DATA LISTING start

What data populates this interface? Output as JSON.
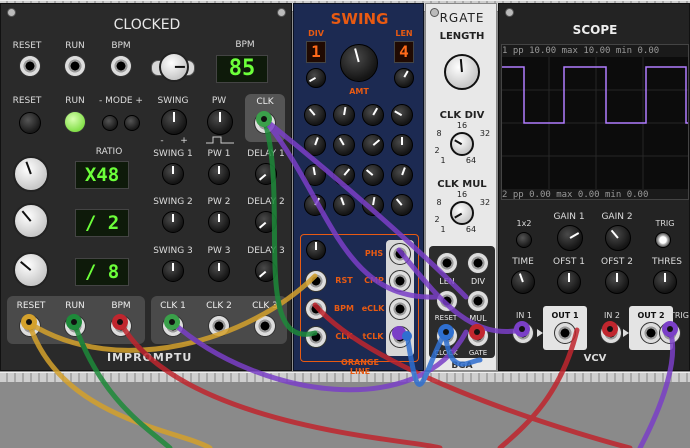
{
  "modules": {
    "clocked": {
      "title": "CLOCKED",
      "brand": "IMPROMPTU",
      "top_labels": [
        "RESET",
        "RUN",
        "BPM"
      ],
      "bpm_label": "BPM",
      "bpm_display": "85",
      "row2_labels": {
        "reset": "RESET",
        "run": "RUN",
        "mode": "- MODE +",
        "swing": "SWING",
        "pw": "PW",
        "clk": "CLK"
      },
      "swing_marks": {
        "minus": "-",
        "plus": "+"
      },
      "ratio_label": "RATIO",
      "ratio_displays": [
        "X48",
        "/ 2",
        "/ 8"
      ],
      "swing_labels": [
        "SWING 1",
        "SWING 2",
        "SWING 3"
      ],
      "pw_labels": [
        "PW 1",
        "PW 2",
        "PW 3"
      ],
      "delay_labels": [
        "DELAY 1",
        "DELAY 2",
        "DELAY 3"
      ],
      "bottom_left_labels": [
        "RESET",
        "RUN",
        "BPM"
      ],
      "bottom_right_labels": [
        "CLK 1",
        "CLK 2",
        "CLK 3"
      ]
    },
    "swing": {
      "title": "SWING",
      "div_label": "DIV",
      "len_label": "LEN",
      "div_value": "1",
      "len_value": "4",
      "amt_label": "AMT",
      "jack_labels": {
        "rst": "RST",
        "bpm": "BPM",
        "clk": "CLK",
        "phs": "PHS",
        "cmp": "CMP",
        "eclk": "eCLK",
        "tclk": "tCLK"
      },
      "footer": "ORANGE LINE"
    },
    "rgate": {
      "title": "RGATE",
      "length_label": "LENGTH",
      "clkdiv_label": "CLK DIV",
      "clkmul_label": "CLK MUL",
      "scale_marks": {
        "top": "16",
        "left": "8",
        "right": "32",
        "lower_left": "2",
        "bottom_left": "1",
        "bottom_right": "64"
      },
      "jack_labels": [
        "LEN",
        "DIV",
        "RESET",
        "MUL",
        "CLOCK",
        "GATE"
      ],
      "brand": "BGA"
    },
    "scope": {
      "title": "SCOPE",
      "channel1": {
        "index": "1",
        "pp_label": "pp",
        "pp": "10.00",
        "max_label": "max",
        "max": "10.00",
        "min_label": "min",
        "min": "0.00"
      },
      "channel2": {
        "index": "2",
        "pp_label": "pp",
        "pp": "0.00",
        "max_label": "max",
        "max": "0.00",
        "min_label": "min",
        "min": "0.00"
      },
      "labels": {
        "x12": "1x2",
        "gain1": "GAIN 1",
        "gain2": "GAIN 2",
        "trig": "TRIG",
        "time": "TIME",
        "ofst1": "OFST 1",
        "ofst2": "OFST 2",
        "thres": "THRES",
        "in1": "IN 1",
        "out1": "OUT 1",
        "in2": "IN 2",
        "out2": "OUT 2",
        "trig_jack": "TRIG"
      },
      "brand": "VCV"
    }
  },
  "colors": {
    "cable_yellow": "#d4a12c",
    "cable_green": "#1e8a3a",
    "cable_red": "#c0262e",
    "cable_purple": "#7a3fc7",
    "cable_blue": "#2f6fd0",
    "swing_accent": "#e85a12",
    "seg_green": "#6cff3a",
    "scope_trace": "#b07cff"
  }
}
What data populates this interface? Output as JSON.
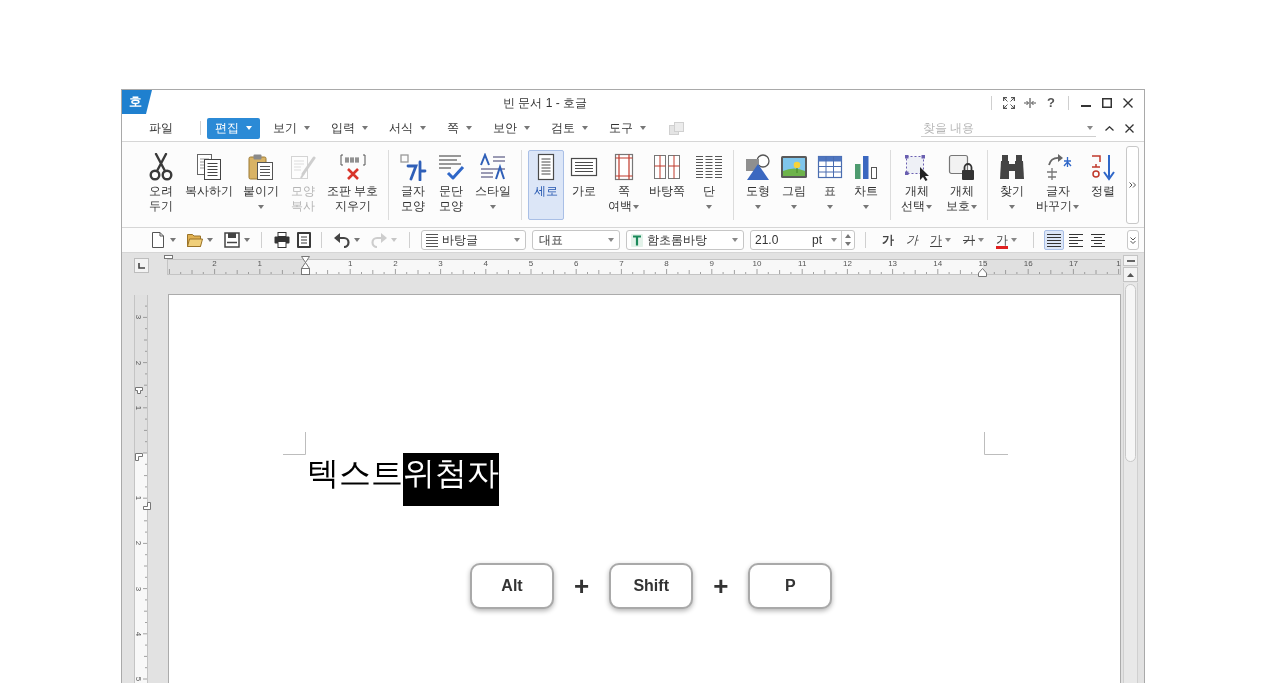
{
  "window": {
    "logo": "호",
    "title": "빈 문서 1 - 호글",
    "help": "?"
  },
  "menu_bar": {
    "items": [
      {
        "label": "파일",
        "dropdown": false,
        "selected": false
      },
      {
        "label": "편집",
        "dropdown": true,
        "selected": true
      },
      {
        "label": "보기",
        "dropdown": true,
        "selected": false
      },
      {
        "label": "입력",
        "dropdown": true,
        "selected": false
      },
      {
        "label": "서식",
        "dropdown": true,
        "selected": false
      },
      {
        "label": "쪽",
        "dropdown": true,
        "selected": false
      },
      {
        "label": "보안",
        "dropdown": true,
        "selected": false
      },
      {
        "label": "검토",
        "dropdown": true,
        "selected": false
      },
      {
        "label": "도구",
        "dropdown": true,
        "selected": false
      }
    ],
    "search": {
      "placeholder": "찾을 내용"
    }
  },
  "ribbon": {
    "groups": [
      [
        {
          "label": "오려\n두기",
          "dropdown": false,
          "disabled": false,
          "selected": false
        },
        {
          "label": "복사하기",
          "dropdown": false,
          "disabled": false,
          "selected": false
        },
        {
          "label": "붙이기",
          "dropdown": true,
          "disabled": false,
          "selected": false
        },
        {
          "label": "모양\n복사",
          "dropdown": false,
          "disabled": true,
          "selected": false
        },
        {
          "label": "조판 부호\n지우기",
          "dropdown": false,
          "disabled": false,
          "selected": false
        }
      ],
      [
        {
          "label": "글자\n모양",
          "dropdown": false,
          "disabled": false,
          "selected": false
        },
        {
          "label": "문단\n모양",
          "dropdown": false,
          "disabled": false,
          "selected": false
        },
        {
          "label": "스타일",
          "dropdown": true,
          "disabled": false,
          "selected": false
        }
      ],
      [
        {
          "label": "세로",
          "dropdown": false,
          "disabled": false,
          "selected": true
        },
        {
          "label": "가로",
          "dropdown": false,
          "disabled": false,
          "selected": false
        },
        {
          "label": "쪽\n여백",
          "dropdown": true,
          "disabled": false,
          "selected": false
        },
        {
          "label": "바탕쪽",
          "dropdown": false,
          "disabled": false,
          "selected": false
        },
        {
          "label": "단",
          "dropdown": true,
          "disabled": false,
          "selected": false
        }
      ],
      [
        {
          "label": "도형",
          "dropdown": true,
          "disabled": false,
          "selected": false
        },
        {
          "label": "그림",
          "dropdown": true,
          "disabled": false,
          "selected": false
        },
        {
          "label": "표",
          "dropdown": true,
          "disabled": false,
          "selected": false
        },
        {
          "label": "차트",
          "dropdown": true,
          "disabled": false,
          "selected": false
        }
      ],
      [
        {
          "label": "개체\n선택",
          "dropdown": true,
          "disabled": false,
          "selected": false
        },
        {
          "label": "개체\n보호",
          "dropdown": true,
          "disabled": false,
          "selected": false
        }
      ],
      [
        {
          "label": "찾기",
          "dropdown": true,
          "disabled": false,
          "selected": false
        },
        {
          "label": "글자\n바꾸기",
          "dropdown": true,
          "disabled": false,
          "selected": false
        },
        {
          "label": "정렬",
          "dropdown": false,
          "disabled": false,
          "selected": false
        }
      ]
    ]
  },
  "toolbar": {
    "groups": [
      [
        {
          "kind": "icon",
          "dropdown": true,
          "disabled": false
        },
        {
          "kind": "icon",
          "dropdown": true,
          "disabled": false
        },
        {
          "kind": "icon",
          "dropdown": true,
          "disabled": false
        }
      ],
      [
        {
          "kind": "icon",
          "dropdown": false,
          "disabled": false
        },
        {
          "kind": "icon",
          "dropdown": false,
          "disabled": false
        }
      ],
      [
        {
          "kind": "icon",
          "dropdown": true,
          "disabled": false
        },
        {
          "kind": "icon",
          "dropdown": true,
          "disabled": true
        }
      ],
      [
        {
          "kind": "combo",
          "value": "바탕글"
        },
        {
          "kind": "combo",
          "value": "대표"
        },
        {
          "kind": "combo",
          "value": "함초롬바탕"
        },
        {
          "kind": "spin",
          "value": "21.0",
          "unit": "pt"
        }
      ],
      [
        {
          "kind": "bold",
          "label": "가",
          "dropdown": false
        },
        {
          "kind": "italic",
          "label": "가",
          "dropdown": false
        },
        {
          "kind": "underline",
          "label": "가",
          "dropdown": true
        },
        {
          "kind": "strike",
          "label": "가",
          "dropdown": true
        },
        {
          "kind": "color",
          "label": "가",
          "dropdown": true
        }
      ],
      [
        {
          "kind": "align",
          "selected": true
        },
        {
          "kind": "align",
          "selected": false
        },
        {
          "kind": "align",
          "selected": false
        }
      ]
    ]
  },
  "ruler": {
    "labels": [
      "2",
      "1",
      "1",
      "2",
      "3",
      "4",
      "5",
      "6",
      "7",
      "8",
      "9",
      "10",
      "11",
      "12",
      "13",
      "14",
      "15",
      "16",
      "17",
      "1"
    ]
  },
  "vertical_ruler": {
    "labels": [
      "3",
      "2",
      "1",
      "1",
      "2",
      "3",
      "4",
      "5"
    ]
  },
  "document": {
    "paragraphs": [
      {
        "runs": [
          {
            "text": "텍스트",
            "selected": false
          },
          {
            "text": "위첨자",
            "selected": true
          }
        ]
      }
    ]
  },
  "shortcut": [
    {
      "kind": "key",
      "label": "Alt"
    },
    {
      "kind": "plus",
      "label": "+"
    },
    {
      "kind": "key",
      "label": "Shift"
    },
    {
      "kind": "plus",
      "label": "+"
    },
    {
      "kind": "key",
      "label": "P"
    }
  ]
}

DATA LISTING end

→ **WHAT THE TASK REQUIRES**
Provide the number of lines in these entries that hold the word "brand", without any accompanying text.

→ **SOLUTION FOR THIS PROBLEM**
3